━━ MATERIAL FOR THE TASK ━━
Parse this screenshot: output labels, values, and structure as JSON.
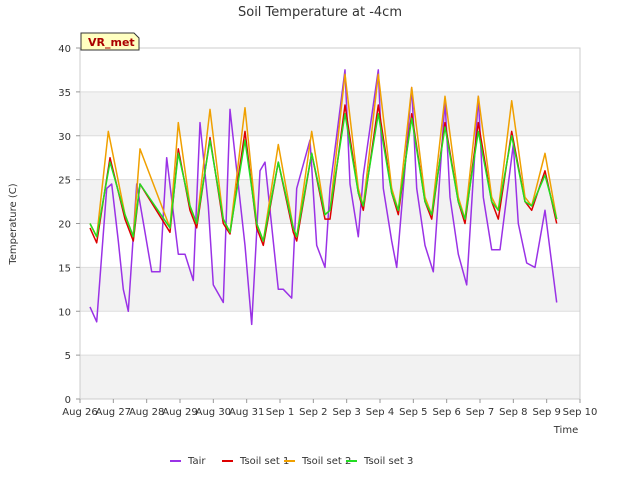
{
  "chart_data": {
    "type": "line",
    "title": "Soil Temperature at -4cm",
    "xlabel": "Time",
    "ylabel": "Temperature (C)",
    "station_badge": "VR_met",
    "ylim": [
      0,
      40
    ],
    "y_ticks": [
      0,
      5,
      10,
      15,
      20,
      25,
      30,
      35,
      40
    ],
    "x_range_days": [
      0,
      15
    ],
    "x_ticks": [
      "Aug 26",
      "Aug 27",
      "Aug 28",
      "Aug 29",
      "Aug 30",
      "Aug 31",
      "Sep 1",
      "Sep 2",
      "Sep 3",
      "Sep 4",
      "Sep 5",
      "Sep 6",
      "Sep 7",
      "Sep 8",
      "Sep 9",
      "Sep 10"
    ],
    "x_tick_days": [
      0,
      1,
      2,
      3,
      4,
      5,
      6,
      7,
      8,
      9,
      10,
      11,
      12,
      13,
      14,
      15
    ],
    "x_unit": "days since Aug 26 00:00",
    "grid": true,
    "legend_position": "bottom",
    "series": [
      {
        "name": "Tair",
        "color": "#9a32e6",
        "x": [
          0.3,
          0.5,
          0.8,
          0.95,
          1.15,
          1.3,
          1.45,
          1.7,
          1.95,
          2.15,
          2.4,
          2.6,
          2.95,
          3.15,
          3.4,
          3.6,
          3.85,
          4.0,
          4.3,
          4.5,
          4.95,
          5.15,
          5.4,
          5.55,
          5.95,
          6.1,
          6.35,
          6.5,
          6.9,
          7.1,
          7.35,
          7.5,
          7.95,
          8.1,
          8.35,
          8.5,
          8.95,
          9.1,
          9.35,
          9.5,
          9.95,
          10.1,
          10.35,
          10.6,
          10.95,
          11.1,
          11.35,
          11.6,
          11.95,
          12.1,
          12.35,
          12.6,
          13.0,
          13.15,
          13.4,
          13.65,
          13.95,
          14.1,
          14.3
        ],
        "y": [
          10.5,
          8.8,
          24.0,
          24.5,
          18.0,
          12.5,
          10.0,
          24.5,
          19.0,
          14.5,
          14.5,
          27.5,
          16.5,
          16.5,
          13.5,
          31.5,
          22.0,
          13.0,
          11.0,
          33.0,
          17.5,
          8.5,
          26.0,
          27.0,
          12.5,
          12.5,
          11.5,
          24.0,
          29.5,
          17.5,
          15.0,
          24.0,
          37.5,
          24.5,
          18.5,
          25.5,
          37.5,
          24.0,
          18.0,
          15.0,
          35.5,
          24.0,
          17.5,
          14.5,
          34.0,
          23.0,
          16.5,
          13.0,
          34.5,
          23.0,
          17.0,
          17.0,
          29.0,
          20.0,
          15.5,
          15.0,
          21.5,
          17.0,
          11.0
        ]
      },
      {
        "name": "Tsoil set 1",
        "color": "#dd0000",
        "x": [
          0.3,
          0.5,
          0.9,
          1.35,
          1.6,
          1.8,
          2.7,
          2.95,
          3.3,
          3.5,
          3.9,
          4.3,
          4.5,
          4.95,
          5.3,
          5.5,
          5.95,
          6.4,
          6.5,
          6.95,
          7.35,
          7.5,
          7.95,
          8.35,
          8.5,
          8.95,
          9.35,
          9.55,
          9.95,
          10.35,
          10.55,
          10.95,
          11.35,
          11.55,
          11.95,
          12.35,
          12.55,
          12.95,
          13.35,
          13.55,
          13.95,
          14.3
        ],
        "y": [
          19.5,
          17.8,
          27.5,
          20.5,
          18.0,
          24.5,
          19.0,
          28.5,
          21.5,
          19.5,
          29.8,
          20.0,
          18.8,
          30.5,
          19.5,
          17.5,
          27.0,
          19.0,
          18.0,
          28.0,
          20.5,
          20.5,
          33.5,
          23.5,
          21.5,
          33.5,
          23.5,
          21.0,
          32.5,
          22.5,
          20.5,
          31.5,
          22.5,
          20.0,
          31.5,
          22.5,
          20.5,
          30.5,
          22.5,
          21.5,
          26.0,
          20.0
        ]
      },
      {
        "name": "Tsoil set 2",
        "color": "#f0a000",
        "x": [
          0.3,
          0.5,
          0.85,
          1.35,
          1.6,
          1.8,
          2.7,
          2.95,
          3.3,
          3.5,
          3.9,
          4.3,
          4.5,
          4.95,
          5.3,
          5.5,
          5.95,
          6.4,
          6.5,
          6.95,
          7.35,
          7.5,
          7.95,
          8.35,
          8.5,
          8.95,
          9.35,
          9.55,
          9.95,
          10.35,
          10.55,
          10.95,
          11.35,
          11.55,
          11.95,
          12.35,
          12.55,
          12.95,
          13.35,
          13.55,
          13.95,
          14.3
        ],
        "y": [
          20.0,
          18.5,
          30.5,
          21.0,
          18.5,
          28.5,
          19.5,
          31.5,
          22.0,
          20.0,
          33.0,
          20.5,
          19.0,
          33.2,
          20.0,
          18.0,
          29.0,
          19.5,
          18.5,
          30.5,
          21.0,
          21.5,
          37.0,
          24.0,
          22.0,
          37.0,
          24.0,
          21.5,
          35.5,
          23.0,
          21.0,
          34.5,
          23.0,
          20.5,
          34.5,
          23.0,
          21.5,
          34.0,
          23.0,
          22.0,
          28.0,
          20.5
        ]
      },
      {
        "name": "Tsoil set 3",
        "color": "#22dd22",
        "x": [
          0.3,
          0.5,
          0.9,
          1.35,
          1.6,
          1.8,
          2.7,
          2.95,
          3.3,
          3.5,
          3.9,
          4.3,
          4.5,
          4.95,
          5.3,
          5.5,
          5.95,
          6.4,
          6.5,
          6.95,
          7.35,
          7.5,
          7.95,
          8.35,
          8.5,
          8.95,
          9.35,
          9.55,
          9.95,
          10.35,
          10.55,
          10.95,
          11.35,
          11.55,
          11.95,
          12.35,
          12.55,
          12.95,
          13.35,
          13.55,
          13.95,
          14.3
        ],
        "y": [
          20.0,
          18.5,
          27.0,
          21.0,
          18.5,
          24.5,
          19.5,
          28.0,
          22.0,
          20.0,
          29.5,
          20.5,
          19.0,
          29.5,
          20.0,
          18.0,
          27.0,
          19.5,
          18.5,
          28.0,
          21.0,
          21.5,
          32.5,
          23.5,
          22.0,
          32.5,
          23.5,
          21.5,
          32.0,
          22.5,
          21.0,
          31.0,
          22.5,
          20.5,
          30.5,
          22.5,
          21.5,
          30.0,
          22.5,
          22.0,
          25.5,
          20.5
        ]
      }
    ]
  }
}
━━━
*THE EXERCISE:* Find how many lines include the string "name" and report that number alone.

*COMPLETE RESPONSE:* 4